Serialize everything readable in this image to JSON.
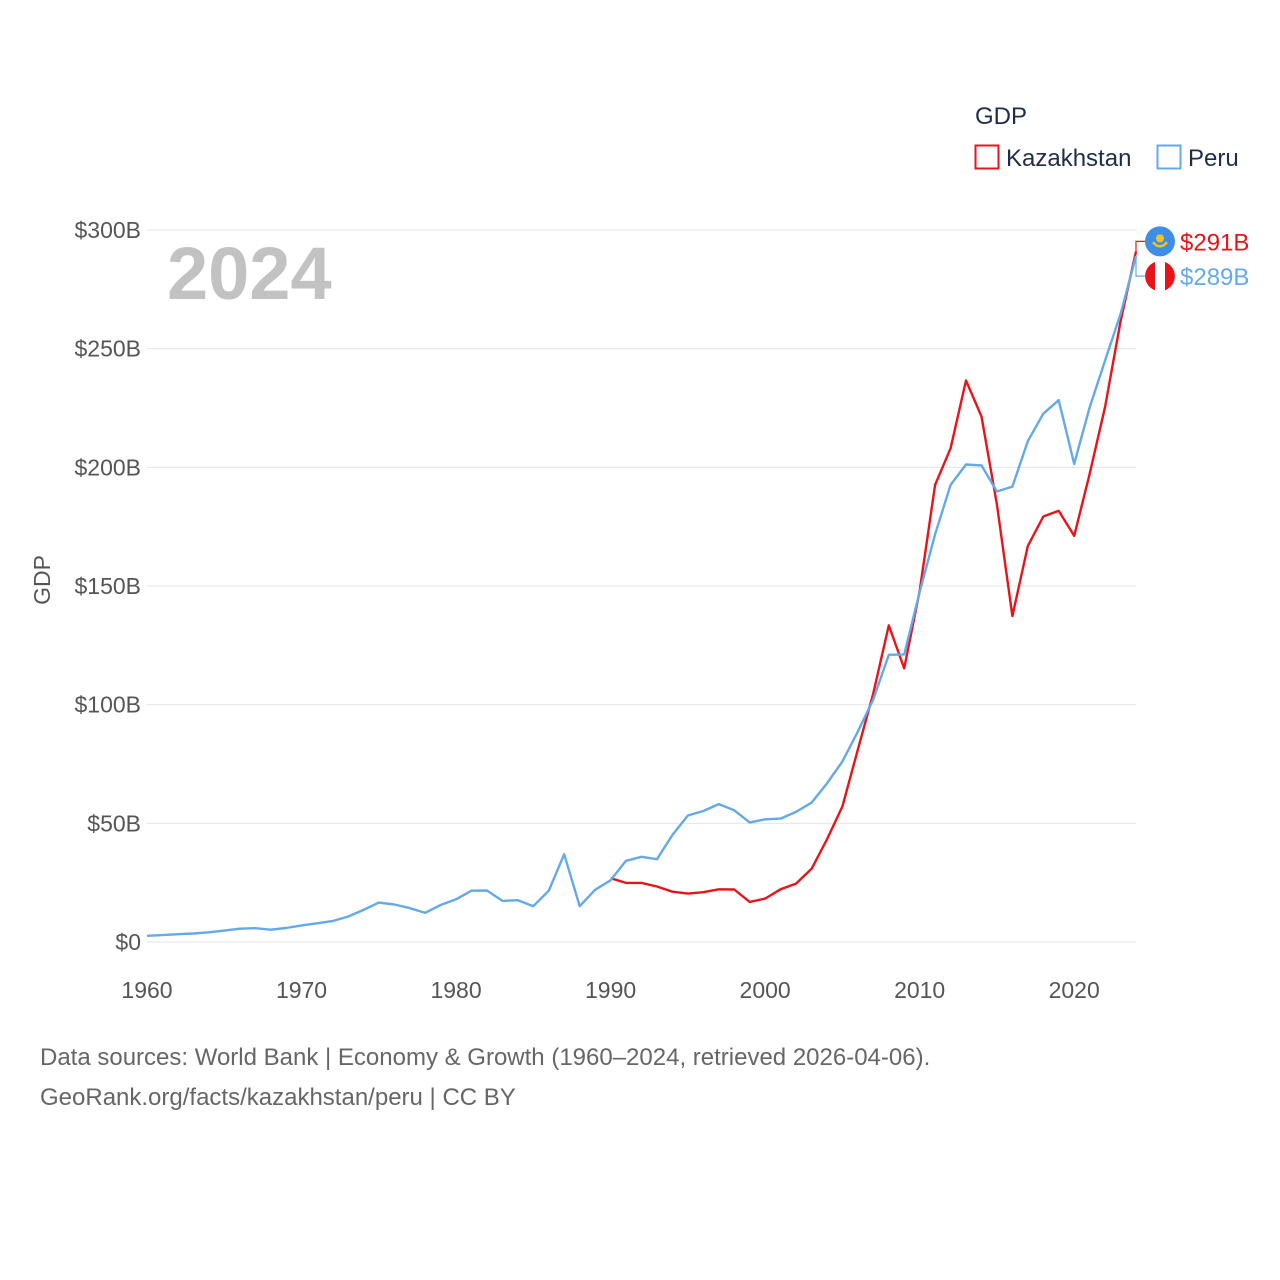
{
  "chart_data": {
    "type": "line",
    "title": "GDP",
    "year_label": "2024",
    "xlabel": "",
    "ylabel": "GDP",
    "xlim": [
      1960,
      2024
    ],
    "ylim": [
      0,
      300
    ],
    "x_ticks": [
      1960,
      1970,
      1980,
      1990,
      2000,
      2010,
      2020
    ],
    "x_tick_labels": [
      "1960",
      "1970",
      "1980",
      "1990",
      "2000",
      "2010",
      "2020"
    ],
    "y_ticks": [
      0,
      50,
      100,
      150,
      200,
      250,
      300
    ],
    "y_tick_labels": [
      "$0",
      "$50B",
      "$100B",
      "$150B",
      "$200B",
      "$250B",
      "$300B"
    ],
    "units": "billions of US dollars",
    "legend": {
      "title": "GDP",
      "position": "top-right"
    },
    "series": [
      {
        "name": "Kazakhstan",
        "color": "#e8141b",
        "end_label": "$291B",
        "x": [
          1990,
          1991,
          1992,
          1993,
          1994,
          1995,
          1996,
          1997,
          1998,
          1999,
          2000,
          2001,
          2002,
          2003,
          2004,
          2005,
          2006,
          2007,
          2008,
          2009,
          2010,
          2011,
          2012,
          2013,
          2014,
          2015,
          2016,
          2017,
          2018,
          2019,
          2020,
          2021,
          2022,
          2023,
          2024
        ],
        "values": [
          26.9,
          24.9,
          24.9,
          23.4,
          21.2,
          20.4,
          21.0,
          22.2,
          22.1,
          16.9,
          18.3,
          22.2,
          24.6,
          30.8,
          43.2,
          57.1,
          81.0,
          104.8,
          133.4,
          115.3,
          148.0,
          192.6,
          208.0,
          236.6,
          221.4,
          184.4,
          137.3,
          166.8,
          179.3,
          181.7,
          171.1,
          197.1,
          225.5,
          261.4,
          291.0
        ]
      },
      {
        "name": "Peru",
        "color": "#64a9e8",
        "end_label": "$289B",
        "x": [
          1960,
          1961,
          1962,
          1963,
          1964,
          1965,
          1966,
          1967,
          1968,
          1969,
          1970,
          1971,
          1972,
          1973,
          1974,
          1975,
          1976,
          1977,
          1978,
          1979,
          1980,
          1981,
          1982,
          1983,
          1984,
          1985,
          1986,
          1987,
          1988,
          1989,
          1990,
          1991,
          1992,
          1993,
          1994,
          1995,
          1996,
          1997,
          1998,
          1999,
          2000,
          2001,
          2002,
          2003,
          2004,
          2005,
          2006,
          2007,
          2008,
          2009,
          2010,
          2011,
          2012,
          2013,
          2014,
          2015,
          2016,
          2017,
          2018,
          2019,
          2020,
          2021,
          2022,
          2023,
          2024
        ],
        "values": [
          2.6,
          2.9,
          3.3,
          3.6,
          4.1,
          4.8,
          5.6,
          5.8,
          5.2,
          5.9,
          7.0,
          7.9,
          8.8,
          10.7,
          13.5,
          16.6,
          15.8,
          14.3,
          12.3,
          15.6,
          18.0,
          21.6,
          21.7,
          17.3,
          17.6,
          15.1,
          21.6,
          37.0,
          15.1,
          22.0,
          26.0,
          34.2,
          35.9,
          34.9,
          45.1,
          53.3,
          55.2,
          58.1,
          55.5,
          50.4,
          51.7,
          52.0,
          54.8,
          58.7,
          66.8,
          76.1,
          88.6,
          102.2,
          121.0,
          121.2,
          147.5,
          171.8,
          192.6,
          201.2,
          200.8,
          189.8,
          191.9,
          211.0,
          222.6,
          228.3,
          201.4,
          225.2,
          245.0,
          264.5,
          289.0
        ]
      }
    ]
  },
  "footer": {
    "line1": "Data sources: World Bank | Economy & Growth (1960–2024, retrieved 2026-04-06).",
    "line2": "GeoRank.org/facts/kazakhstan/peru | CC BY"
  },
  "flags": {
    "kazakhstan": {
      "bg": "#3d8fe6",
      "emblem": "#f4c21a"
    },
    "peru": {
      "side": "#e8141b",
      "center": "#ffffff"
    }
  }
}
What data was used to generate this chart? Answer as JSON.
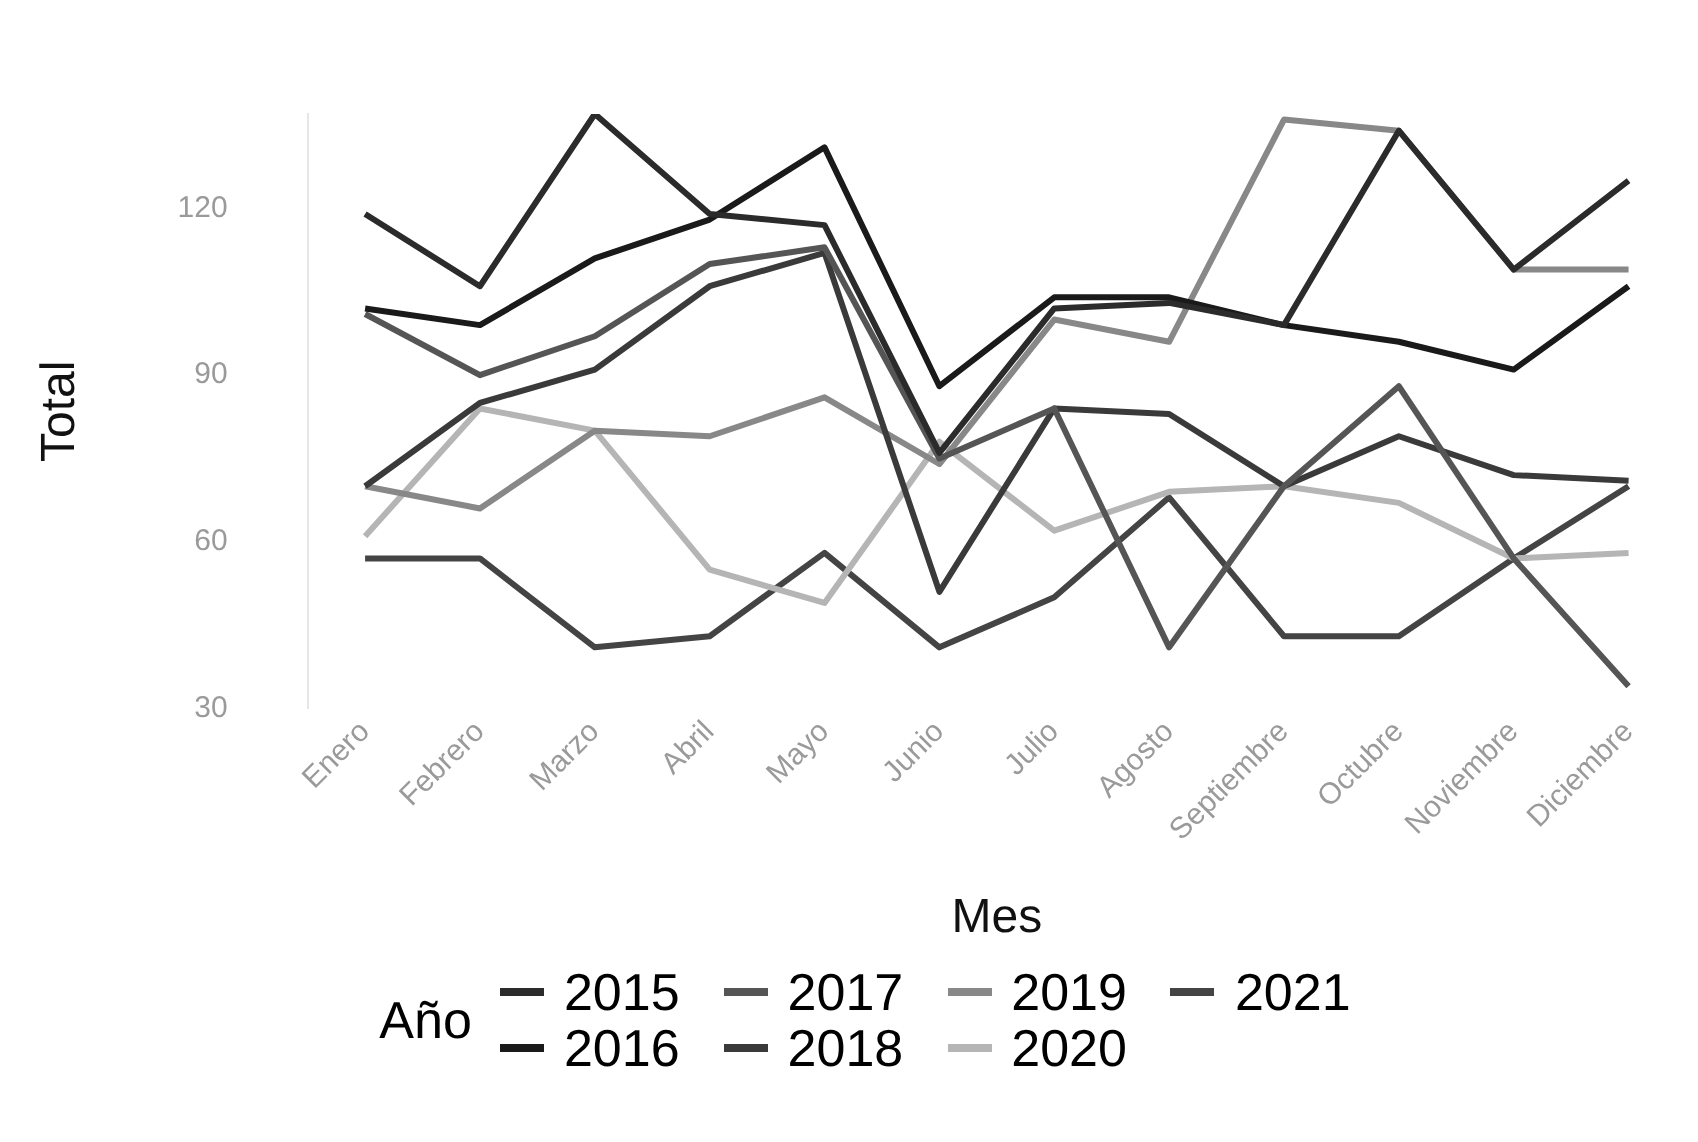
{
  "chart_data": {
    "type": "line",
    "xlabel": "Mes",
    "ylabel": "Total",
    "legend_title": "Año",
    "categories": [
      "Enero",
      "Febrero",
      "Marzo",
      "Abril",
      "Mayo",
      "Junio",
      "Julio",
      "Agosto",
      "Septiembre",
      "Octubre",
      "Noviembre",
      "Diciembre"
    ],
    "series": [
      {
        "name": "2015",
        "color": "#2b2b2b",
        "values": [
          119,
          106,
          137,
          119,
          117,
          76,
          102,
          103,
          99,
          134,
          109,
          125
        ]
      },
      {
        "name": "2016",
        "color": "#1a1a1a",
        "values": [
          102,
          99,
          111,
          118,
          131,
          88,
          104,
          104,
          99,
          96,
          91,
          106
        ]
      },
      {
        "name": "2017",
        "color": "#555555",
        "values": [
          101,
          90,
          97,
          110,
          113,
          75,
          84,
          41,
          70,
          88,
          57,
          34
        ]
      },
      {
        "name": "2018",
        "color": "#3a3a3a",
        "values": [
          70,
          85,
          91,
          106,
          112,
          51,
          84,
          83,
          70,
          79,
          72,
          71
        ]
      },
      {
        "name": "2019",
        "color": "#888888",
        "values": [
          70,
          66,
          80,
          79,
          86,
          74,
          100,
          96,
          136,
          134,
          109,
          109
        ]
      },
      {
        "name": "2020",
        "color": "#b5b5b5",
        "values": [
          61,
          84,
          80,
          55,
          49,
          78,
          62,
          69,
          70,
          67,
          57,
          58
        ]
      },
      {
        "name": "2021",
        "color": "#444444",
        "values": [
          57,
          57,
          41,
          43,
          58,
          41,
          50,
          68,
          43,
          43,
          57,
          70
        ]
      }
    ],
    "ylim": [
      30,
      137
    ],
    "yticks": [
      30,
      60,
      90,
      120
    ],
    "grid": false,
    "legend": "bottom",
    "marker": "none",
    "line_style": "solid"
  }
}
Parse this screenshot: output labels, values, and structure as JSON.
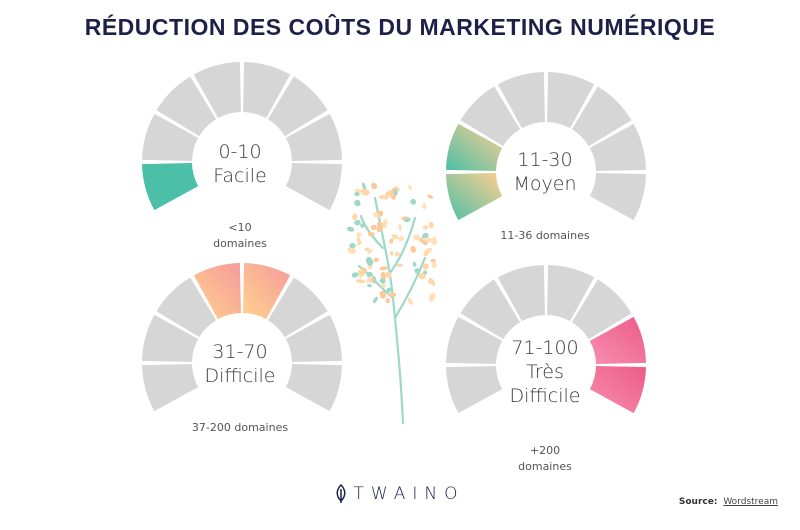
{
  "title": "RÉDUCTION DES COÛTS DU MARKETING NUMÉRIQUE",
  "colors": {
    "segment_inactive": "#d6d6d6",
    "easy": "#4bbfa8",
    "medium_start": "#4bbfa8",
    "medium_end": "#ffcf8e",
    "difficult_start": "#ffd38d",
    "difficult_end": "#f59a9c",
    "very_difficult_start": "#f78fb0",
    "very_difficult_end": "#ec5b88",
    "title": "#1d2147"
  },
  "gauges": [
    {
      "range": "0-10",
      "level": "Facile",
      "note_lines": [
        "<10",
        "domaines"
      ],
      "active_segments": [
        0
      ]
    },
    {
      "range": "11-30",
      "level": "Moyen",
      "note_lines": [
        "11-36 domaines"
      ],
      "active_segments": [
        0,
        1
      ]
    },
    {
      "range": "31-70",
      "level": "Difficile",
      "note_lines": [
        "37-200 domaines"
      ],
      "active_segments": [
        3,
        4
      ]
    },
    {
      "range": "71-100",
      "level_lines": [
        "Très",
        "Difficile"
      ],
      "note_lines": [
        "+200",
        "domaines"
      ],
      "active_segments": [
        6,
        7
      ]
    }
  ],
  "logo": {
    "text": "TWAINO",
    "icon": "leaf-icon",
    "end_icon": "bracket-icon"
  },
  "source": {
    "label": "Source:",
    "link": "Wordstream"
  }
}
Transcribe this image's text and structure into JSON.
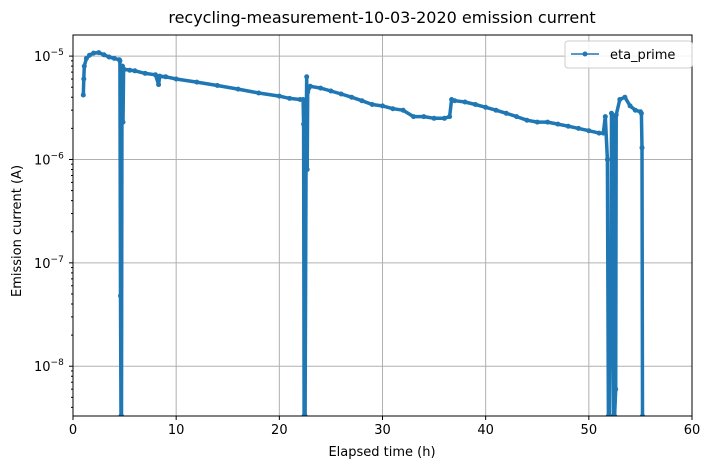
{
  "chart_data": {
    "type": "line",
    "title": "recycling-measurement-10-03-2020 emission current",
    "xlabel": "Elapsed time (h)",
    "ylabel": "Emission current (A)",
    "xlim": [
      0,
      60
    ],
    "ylim": [
      3.3e-09,
      1.6e-05
    ],
    "yscale": "log",
    "x_ticks": [
      0,
      10,
      20,
      30,
      40,
      50,
      60
    ],
    "y_ticks": [
      {
        "value": 1e-08,
        "mantissa": "10",
        "exponent": "−8"
      },
      {
        "value": 1e-07,
        "mantissa": "10",
        "exponent": "−7"
      },
      {
        "value": 1e-06,
        "mantissa": "10",
        "exponent": "−6"
      },
      {
        "value": 1e-05,
        "mantissa": "10",
        "exponent": "−5"
      }
    ],
    "grid": true,
    "legend_position": "top-right",
    "series": [
      {
        "name": "eta_prime",
        "color": "#1f77b4",
        "marker": "circle",
        "points": [
          [
            1.0,
            4.2e-06
          ],
          [
            1.05,
            6e-06
          ],
          [
            1.1,
            8e-06
          ],
          [
            1.3,
            9.5e-06
          ],
          [
            1.6,
            1.02e-05
          ],
          [
            2.0,
            1.07e-05
          ],
          [
            2.5,
            1.08e-05
          ],
          [
            3.0,
            1.03e-05
          ],
          [
            3.5,
            9.8e-06
          ],
          [
            4.0,
            9.5e-06
          ],
          [
            4.5,
            9.2e-06
          ],
          [
            4.55,
            9e-06
          ],
          [
            4.6,
            4.8e-08
          ],
          [
            4.65,
            3.3e-09
          ],
          [
            4.7,
            3.3e-09
          ],
          [
            4.75,
            5.5e-06
          ],
          [
            4.8,
            8e-06
          ],
          [
            4.85,
            2.3e-06
          ],
          [
            4.9,
            7.5e-06
          ],
          [
            5.5,
            7.3e-06
          ],
          [
            6.0,
            7.2e-06
          ],
          [
            7.0,
            6.8e-06
          ],
          [
            8.0,
            6.6e-06
          ],
          [
            8.3,
            5.3e-06
          ],
          [
            8.4,
            6.4e-06
          ],
          [
            9.0,
            6.3e-06
          ],
          [
            10.0,
            6e-06
          ],
          [
            12.0,
            5.6e-06
          ],
          [
            14.0,
            5.2e-06
          ],
          [
            16.0,
            4.8e-06
          ],
          [
            18.0,
            4.4e-06
          ],
          [
            20.0,
            4.1e-06
          ],
          [
            21.0,
            3.9e-06
          ],
          [
            22.0,
            3.8e-06
          ],
          [
            22.3,
            3.8e-06
          ],
          [
            22.35,
            2.2e-06
          ],
          [
            22.4,
            3.3e-09
          ],
          [
            22.5,
            3.3e-09
          ],
          [
            22.6,
            2.2e-06
          ],
          [
            22.65,
            6.3e-06
          ],
          [
            22.7,
            8e-07
          ],
          [
            22.75,
            4.5e-06
          ],
          [
            23.0,
            5.1e-06
          ],
          [
            24.0,
            4.9e-06
          ],
          [
            25.0,
            4.6e-06
          ],
          [
            26.0,
            4.3e-06
          ],
          [
            27.0,
            4e-06
          ],
          [
            28.0,
            3.7e-06
          ],
          [
            29.0,
            3.4e-06
          ],
          [
            30.0,
            3.3e-06
          ],
          [
            31.0,
            3.1e-06
          ],
          [
            32.0,
            3e-06
          ],
          [
            33.0,
            2.6e-06
          ],
          [
            34.0,
            2.6e-06
          ],
          [
            35.0,
            2.5e-06
          ],
          [
            36.0,
            2.5e-06
          ],
          [
            36.5,
            2.6e-06
          ],
          [
            36.7,
            3.8e-06
          ],
          [
            37.0,
            3.7e-06
          ],
          [
            38.0,
            3.6e-06
          ],
          [
            39.0,
            3.4e-06
          ],
          [
            40.0,
            3.2e-06
          ],
          [
            41.0,
            3e-06
          ],
          [
            42.0,
            2.8e-06
          ],
          [
            43.0,
            2.6e-06
          ],
          [
            44.0,
            2.4e-06
          ],
          [
            45.0,
            2.3e-06
          ],
          [
            46.0,
            2.3e-06
          ],
          [
            47.0,
            2.2e-06
          ],
          [
            48.0,
            2.1e-06
          ],
          [
            49.0,
            2e-06
          ],
          [
            50.0,
            1.9e-06
          ],
          [
            51.0,
            1.8e-06
          ],
          [
            51.4,
            1.8e-06
          ],
          [
            51.6,
            2.6e-06
          ],
          [
            51.8,
            1e-06
          ],
          [
            51.9,
            3.3e-09
          ],
          [
            52.0,
            3.3e-09
          ],
          [
            52.1,
            3e-08
          ],
          [
            52.15,
            2e-08
          ],
          [
            52.2,
            2.8e-06
          ],
          [
            52.3,
            2.6e-06
          ],
          [
            52.35,
            1e-06
          ],
          [
            52.4,
            3.3e-09
          ],
          [
            52.5,
            3.3e-09
          ],
          [
            52.6,
            6e-09
          ],
          [
            52.65,
            2.7e-06
          ],
          [
            53.0,
            3.8e-06
          ],
          [
            53.5,
            4e-06
          ],
          [
            54.0,
            3.3e-06
          ],
          [
            54.5,
            3e-06
          ],
          [
            55.0,
            2.9e-06
          ],
          [
            55.1,
            2.8e-06
          ],
          [
            55.15,
            1.3e-06
          ],
          [
            55.2,
            3.3e-09
          ]
        ]
      }
    ]
  }
}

| TASK STATEMENT |
Show every line from the entries above in which "image" appears.

| SOLUTION |
Serialize everything readable in this image to JSON.
Transcribe this image's text and structure into JSON.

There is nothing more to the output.